*PROBLEM TO WORK ON*
Check each line of the records below for the word "อบรมเว" and copy those where it appears.

---------- DATA SUPPLIED

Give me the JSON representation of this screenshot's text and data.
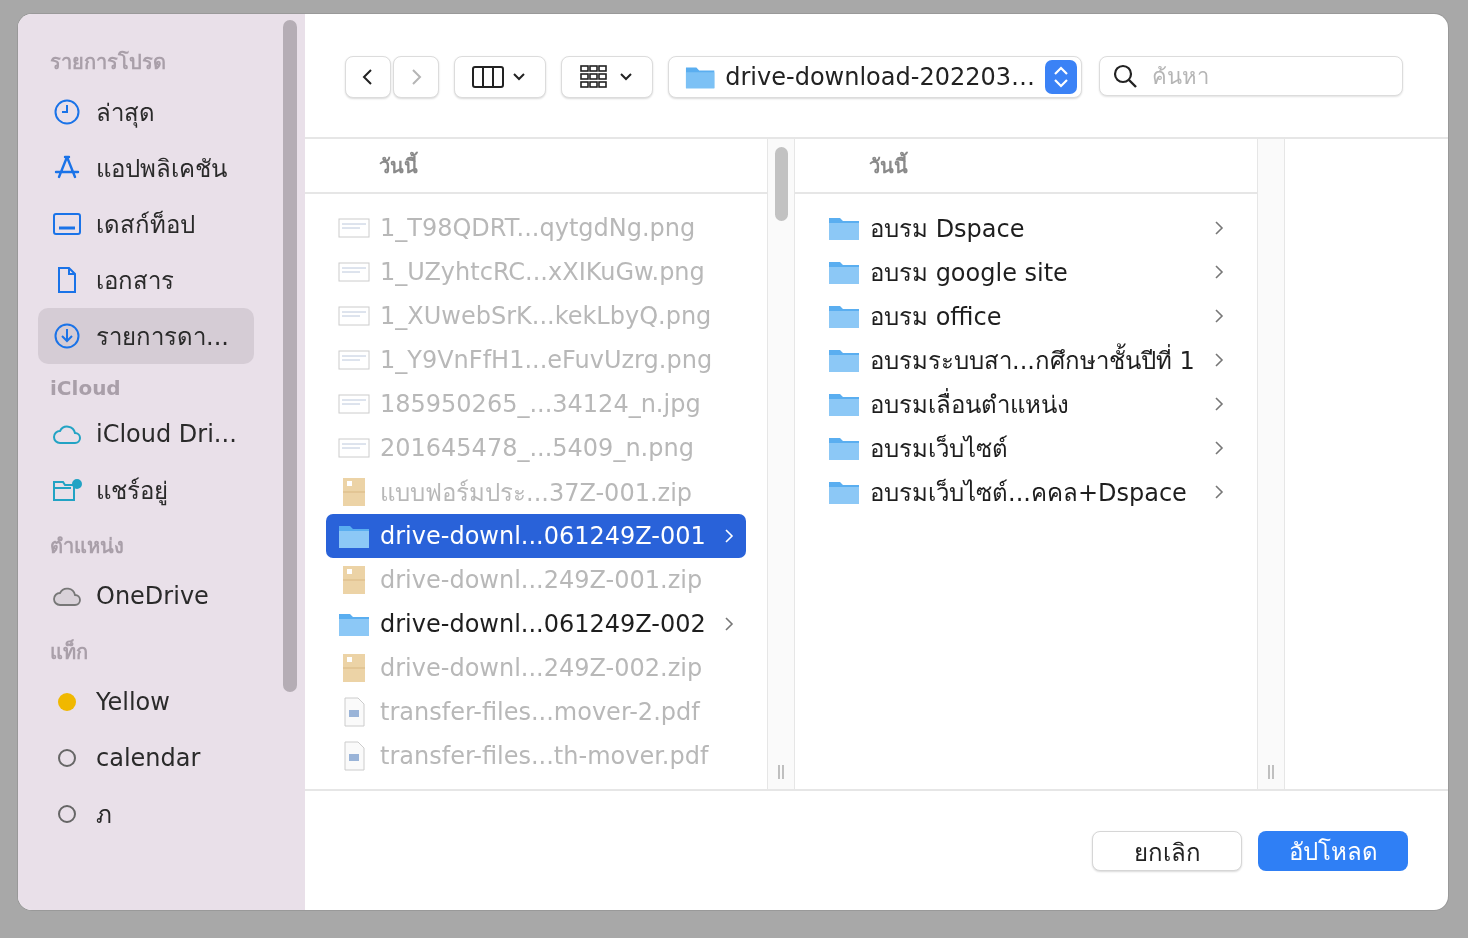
{
  "sidebar": {
    "sections": [
      {
        "title": "รายการโปรด",
        "items": [
          {
            "label": "ล่าสุด",
            "kind": "clock",
            "selected": false
          },
          {
            "label": "แอปพลิเคชัน",
            "kind": "apps",
            "selected": false
          },
          {
            "label": "เดสก์ท็อป",
            "kind": "desktop",
            "selected": false
          },
          {
            "label": "เอกสาร",
            "kind": "document",
            "selected": false
          },
          {
            "label": "รายการดา...",
            "kind": "download",
            "selected": true
          }
        ]
      },
      {
        "title": "iCloud",
        "items": [
          {
            "label": "iCloud Dri...",
            "kind": "cloud",
            "selected": false
          },
          {
            "label": "แชร์อยู่",
            "kind": "shared",
            "selected": false
          }
        ]
      },
      {
        "title": "ตำแหน่ง",
        "items": [
          {
            "label": "OneDrive",
            "kind": "drive",
            "selected": false
          }
        ]
      },
      {
        "title": "แท็ก",
        "items": [
          {
            "label": "Yellow",
            "kind": "tag",
            "color": "#f0b800",
            "selected": false
          },
          {
            "label": "calendar",
            "kind": "tag",
            "selected": false
          },
          {
            "label": "ภ",
            "kind": "tag",
            "selected": false
          }
        ]
      }
    ]
  },
  "toolbar": {
    "back": {
      "disabled": false
    },
    "forward": {
      "disabled": true
    },
    "path": "drive-download-202203…",
    "search": {
      "placeholder": "ค้นหา"
    }
  },
  "columns": [
    {
      "header": "วันนี้",
      "items": [
        {
          "name": "1_T98QDRT...qytgdNg.png",
          "kind": "image",
          "disabled": true,
          "selected": false
        },
        {
          "name": "1_UZyhtcRC...xXIKuGw.png",
          "kind": "image",
          "disabled": true,
          "selected": false
        },
        {
          "name": "1_XUwebSrK...kekLbyQ.png",
          "kind": "image",
          "disabled": true,
          "selected": false
        },
        {
          "name": "1_Y9VnFfH1...eFuvUzrg.png",
          "kind": "image",
          "disabled": true,
          "selected": false
        },
        {
          "name": "185950265_...34124_n.jpg",
          "kind": "image",
          "disabled": true,
          "selected": false
        },
        {
          "name": "201645478_...5409_n.png",
          "kind": "image",
          "disabled": true,
          "selected": false
        },
        {
          "name": "แบบฟอร์มประ...37Z-001.zip",
          "kind": "zip",
          "disabled": true,
          "selected": false
        },
        {
          "name": "drive-downl...061249Z-001",
          "kind": "folder",
          "disabled": false,
          "selected": true
        },
        {
          "name": "drive-downl...249Z-001.zip",
          "kind": "zip",
          "disabled": true,
          "selected": false
        },
        {
          "name": "drive-downl...061249Z-002",
          "kind": "folder",
          "disabled": false,
          "selected": false
        },
        {
          "name": "drive-downl...249Z-002.zip",
          "kind": "zip",
          "disabled": true,
          "selected": false
        },
        {
          "name": "transfer-files...mover-2.pdf",
          "kind": "pdf",
          "disabled": true,
          "selected": false
        },
        {
          "name": "transfer-files...th-mover.pdf",
          "kind": "pdf",
          "disabled": true,
          "selected": false
        }
      ]
    },
    {
      "header": "วันนี้",
      "items": [
        {
          "name": "อบรม Dspace",
          "kind": "folder",
          "disabled": false,
          "selected": false
        },
        {
          "name": "อบรม google site",
          "kind": "folder",
          "disabled": false,
          "selected": false
        },
        {
          "name": "อบรม office",
          "kind": "folder",
          "disabled": false,
          "selected": false
        },
        {
          "name": "อบรมระบบสา...กศึกษาชั้นปีที่ 1",
          "kind": "folder",
          "disabled": false,
          "selected": false
        },
        {
          "name": "อบรมเลื่อนตำแหน่ง",
          "kind": "folder",
          "disabled": false,
          "selected": false
        },
        {
          "name": "อบรมเว็บไซต์",
          "kind": "folder",
          "disabled": false,
          "selected": false
        },
        {
          "name": "อบรมเว็บไซต์...คคล+Dspace",
          "kind": "folder",
          "disabled": false,
          "selected": false
        }
      ]
    }
  ],
  "buttons": [
    {
      "label": "ยกเลิก",
      "kind": "secondary"
    },
    {
      "label": "อัปโหลด",
      "kind": "primary"
    }
  ]
}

--------------------

*RESULT*
          "name": "อบรมเว็บไซต์",
          "name": "อบรมเว็บไซต์...คคล+Dspace",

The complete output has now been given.